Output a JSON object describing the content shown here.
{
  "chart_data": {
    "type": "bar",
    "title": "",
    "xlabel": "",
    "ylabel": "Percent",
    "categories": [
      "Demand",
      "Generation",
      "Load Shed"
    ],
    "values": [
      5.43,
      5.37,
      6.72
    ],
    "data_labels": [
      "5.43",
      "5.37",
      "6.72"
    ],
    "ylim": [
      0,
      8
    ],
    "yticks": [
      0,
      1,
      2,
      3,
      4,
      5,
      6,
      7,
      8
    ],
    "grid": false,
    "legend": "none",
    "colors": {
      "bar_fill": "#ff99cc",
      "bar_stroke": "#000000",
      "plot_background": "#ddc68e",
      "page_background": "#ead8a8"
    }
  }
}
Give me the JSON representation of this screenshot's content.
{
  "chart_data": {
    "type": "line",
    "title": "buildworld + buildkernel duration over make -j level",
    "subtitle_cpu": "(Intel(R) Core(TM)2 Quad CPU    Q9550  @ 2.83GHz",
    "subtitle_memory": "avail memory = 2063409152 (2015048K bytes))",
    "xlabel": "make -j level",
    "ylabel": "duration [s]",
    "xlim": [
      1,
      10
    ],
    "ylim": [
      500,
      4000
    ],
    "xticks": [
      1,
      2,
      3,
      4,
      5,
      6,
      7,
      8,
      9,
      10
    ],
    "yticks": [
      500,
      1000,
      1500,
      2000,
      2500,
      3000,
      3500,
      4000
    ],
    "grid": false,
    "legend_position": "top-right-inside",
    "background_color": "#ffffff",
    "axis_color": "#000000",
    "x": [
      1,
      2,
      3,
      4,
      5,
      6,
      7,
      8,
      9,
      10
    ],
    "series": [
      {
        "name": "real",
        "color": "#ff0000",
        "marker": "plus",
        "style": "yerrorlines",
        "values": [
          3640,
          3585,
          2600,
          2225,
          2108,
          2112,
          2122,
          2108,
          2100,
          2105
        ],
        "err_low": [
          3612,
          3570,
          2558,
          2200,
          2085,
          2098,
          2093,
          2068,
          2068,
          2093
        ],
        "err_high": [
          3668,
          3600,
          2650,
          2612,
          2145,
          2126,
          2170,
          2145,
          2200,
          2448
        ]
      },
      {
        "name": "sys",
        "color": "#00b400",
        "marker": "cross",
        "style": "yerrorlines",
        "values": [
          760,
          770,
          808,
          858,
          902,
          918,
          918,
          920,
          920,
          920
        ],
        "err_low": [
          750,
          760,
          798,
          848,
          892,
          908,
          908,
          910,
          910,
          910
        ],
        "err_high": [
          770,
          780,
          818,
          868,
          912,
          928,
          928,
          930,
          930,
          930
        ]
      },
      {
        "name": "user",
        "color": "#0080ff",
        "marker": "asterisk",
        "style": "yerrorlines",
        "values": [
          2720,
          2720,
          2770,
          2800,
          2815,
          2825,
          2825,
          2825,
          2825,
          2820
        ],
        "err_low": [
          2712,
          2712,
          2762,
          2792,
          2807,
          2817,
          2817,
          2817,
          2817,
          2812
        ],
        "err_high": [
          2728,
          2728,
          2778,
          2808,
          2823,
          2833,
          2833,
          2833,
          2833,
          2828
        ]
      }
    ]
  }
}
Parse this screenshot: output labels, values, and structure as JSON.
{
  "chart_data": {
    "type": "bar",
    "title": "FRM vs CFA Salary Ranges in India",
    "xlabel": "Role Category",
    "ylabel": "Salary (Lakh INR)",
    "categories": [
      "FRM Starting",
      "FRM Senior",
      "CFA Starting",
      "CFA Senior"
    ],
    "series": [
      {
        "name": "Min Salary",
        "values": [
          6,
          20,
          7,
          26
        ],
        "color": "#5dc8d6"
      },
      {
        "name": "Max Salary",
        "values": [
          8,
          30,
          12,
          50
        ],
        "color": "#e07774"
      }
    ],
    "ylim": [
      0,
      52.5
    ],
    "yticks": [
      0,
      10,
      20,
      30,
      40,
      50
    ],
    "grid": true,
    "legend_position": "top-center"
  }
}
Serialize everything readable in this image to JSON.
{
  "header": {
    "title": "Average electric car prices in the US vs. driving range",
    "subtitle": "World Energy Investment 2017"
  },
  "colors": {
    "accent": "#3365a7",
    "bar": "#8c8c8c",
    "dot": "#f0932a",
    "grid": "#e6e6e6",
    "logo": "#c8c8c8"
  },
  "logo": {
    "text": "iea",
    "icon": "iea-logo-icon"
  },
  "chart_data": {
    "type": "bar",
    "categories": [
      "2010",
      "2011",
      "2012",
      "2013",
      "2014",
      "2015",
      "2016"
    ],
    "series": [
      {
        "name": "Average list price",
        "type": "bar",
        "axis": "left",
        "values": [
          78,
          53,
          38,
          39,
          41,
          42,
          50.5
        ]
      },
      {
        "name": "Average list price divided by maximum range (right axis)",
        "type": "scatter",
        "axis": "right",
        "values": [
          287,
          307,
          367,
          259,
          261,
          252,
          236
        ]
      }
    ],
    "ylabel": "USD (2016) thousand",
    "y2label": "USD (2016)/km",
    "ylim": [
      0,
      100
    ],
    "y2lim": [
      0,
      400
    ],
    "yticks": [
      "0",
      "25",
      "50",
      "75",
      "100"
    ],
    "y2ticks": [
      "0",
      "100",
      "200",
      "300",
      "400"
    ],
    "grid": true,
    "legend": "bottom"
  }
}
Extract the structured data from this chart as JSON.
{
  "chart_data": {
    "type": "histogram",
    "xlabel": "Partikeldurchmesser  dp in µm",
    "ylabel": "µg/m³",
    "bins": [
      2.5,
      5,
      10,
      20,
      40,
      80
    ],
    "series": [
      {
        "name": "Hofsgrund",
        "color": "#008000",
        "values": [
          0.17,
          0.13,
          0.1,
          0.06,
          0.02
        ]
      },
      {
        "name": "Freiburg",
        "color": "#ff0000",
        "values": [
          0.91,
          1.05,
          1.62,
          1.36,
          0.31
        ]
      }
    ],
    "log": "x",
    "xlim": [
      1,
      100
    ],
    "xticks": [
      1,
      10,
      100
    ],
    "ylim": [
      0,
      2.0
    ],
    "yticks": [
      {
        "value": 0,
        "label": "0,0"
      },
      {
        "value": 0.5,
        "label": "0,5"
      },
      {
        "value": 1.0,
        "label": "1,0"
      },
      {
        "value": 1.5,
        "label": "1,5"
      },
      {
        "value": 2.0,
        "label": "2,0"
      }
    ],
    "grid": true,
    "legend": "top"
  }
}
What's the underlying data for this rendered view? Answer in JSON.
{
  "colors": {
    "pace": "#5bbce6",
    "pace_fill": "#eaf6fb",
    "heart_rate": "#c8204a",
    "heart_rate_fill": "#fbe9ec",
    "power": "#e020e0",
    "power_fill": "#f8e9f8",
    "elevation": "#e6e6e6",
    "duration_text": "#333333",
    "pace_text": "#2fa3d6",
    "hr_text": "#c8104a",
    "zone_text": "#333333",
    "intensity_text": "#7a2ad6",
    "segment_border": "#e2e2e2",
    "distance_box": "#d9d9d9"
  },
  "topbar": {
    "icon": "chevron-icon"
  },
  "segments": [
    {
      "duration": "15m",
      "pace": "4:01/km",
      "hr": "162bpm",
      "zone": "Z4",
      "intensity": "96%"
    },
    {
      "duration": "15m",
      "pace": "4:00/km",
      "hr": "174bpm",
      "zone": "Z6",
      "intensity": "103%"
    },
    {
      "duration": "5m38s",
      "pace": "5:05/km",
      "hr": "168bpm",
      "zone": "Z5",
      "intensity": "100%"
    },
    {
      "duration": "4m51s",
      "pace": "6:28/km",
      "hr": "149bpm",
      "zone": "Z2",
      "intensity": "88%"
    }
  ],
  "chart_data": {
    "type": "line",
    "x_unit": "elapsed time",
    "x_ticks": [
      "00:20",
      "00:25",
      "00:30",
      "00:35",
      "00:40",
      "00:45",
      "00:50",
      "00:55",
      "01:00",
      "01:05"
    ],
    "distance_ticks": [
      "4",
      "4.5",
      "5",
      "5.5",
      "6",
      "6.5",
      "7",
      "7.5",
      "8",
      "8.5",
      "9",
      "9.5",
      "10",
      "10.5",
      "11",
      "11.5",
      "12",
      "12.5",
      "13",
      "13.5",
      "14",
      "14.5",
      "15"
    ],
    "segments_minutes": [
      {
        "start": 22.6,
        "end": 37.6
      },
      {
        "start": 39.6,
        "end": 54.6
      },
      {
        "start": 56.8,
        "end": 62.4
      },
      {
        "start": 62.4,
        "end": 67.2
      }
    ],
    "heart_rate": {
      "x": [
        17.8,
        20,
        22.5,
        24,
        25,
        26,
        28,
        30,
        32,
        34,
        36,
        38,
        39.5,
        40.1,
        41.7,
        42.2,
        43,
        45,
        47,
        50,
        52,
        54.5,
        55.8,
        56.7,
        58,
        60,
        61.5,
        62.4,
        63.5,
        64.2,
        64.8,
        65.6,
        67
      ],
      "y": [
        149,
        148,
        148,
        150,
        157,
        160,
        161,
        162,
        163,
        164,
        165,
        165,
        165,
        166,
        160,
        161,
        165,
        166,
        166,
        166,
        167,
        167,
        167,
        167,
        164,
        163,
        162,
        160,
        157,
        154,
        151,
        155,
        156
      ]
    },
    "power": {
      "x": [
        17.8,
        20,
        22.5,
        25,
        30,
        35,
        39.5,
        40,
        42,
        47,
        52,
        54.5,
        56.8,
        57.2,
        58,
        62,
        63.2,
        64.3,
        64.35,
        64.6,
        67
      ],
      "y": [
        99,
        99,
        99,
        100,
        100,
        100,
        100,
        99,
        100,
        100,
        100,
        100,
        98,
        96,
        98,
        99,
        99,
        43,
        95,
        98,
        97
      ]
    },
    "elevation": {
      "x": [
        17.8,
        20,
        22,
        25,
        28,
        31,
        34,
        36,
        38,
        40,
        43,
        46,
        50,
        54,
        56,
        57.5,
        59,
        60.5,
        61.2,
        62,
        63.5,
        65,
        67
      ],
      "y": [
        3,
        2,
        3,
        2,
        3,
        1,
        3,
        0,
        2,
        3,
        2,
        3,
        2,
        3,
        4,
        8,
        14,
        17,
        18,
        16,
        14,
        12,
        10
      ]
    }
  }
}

> [WORK REQUIRED]
In the records above, how many lines include the string "name"? Answer with only the number.

> [RESPONSE TO THIS TASK]
9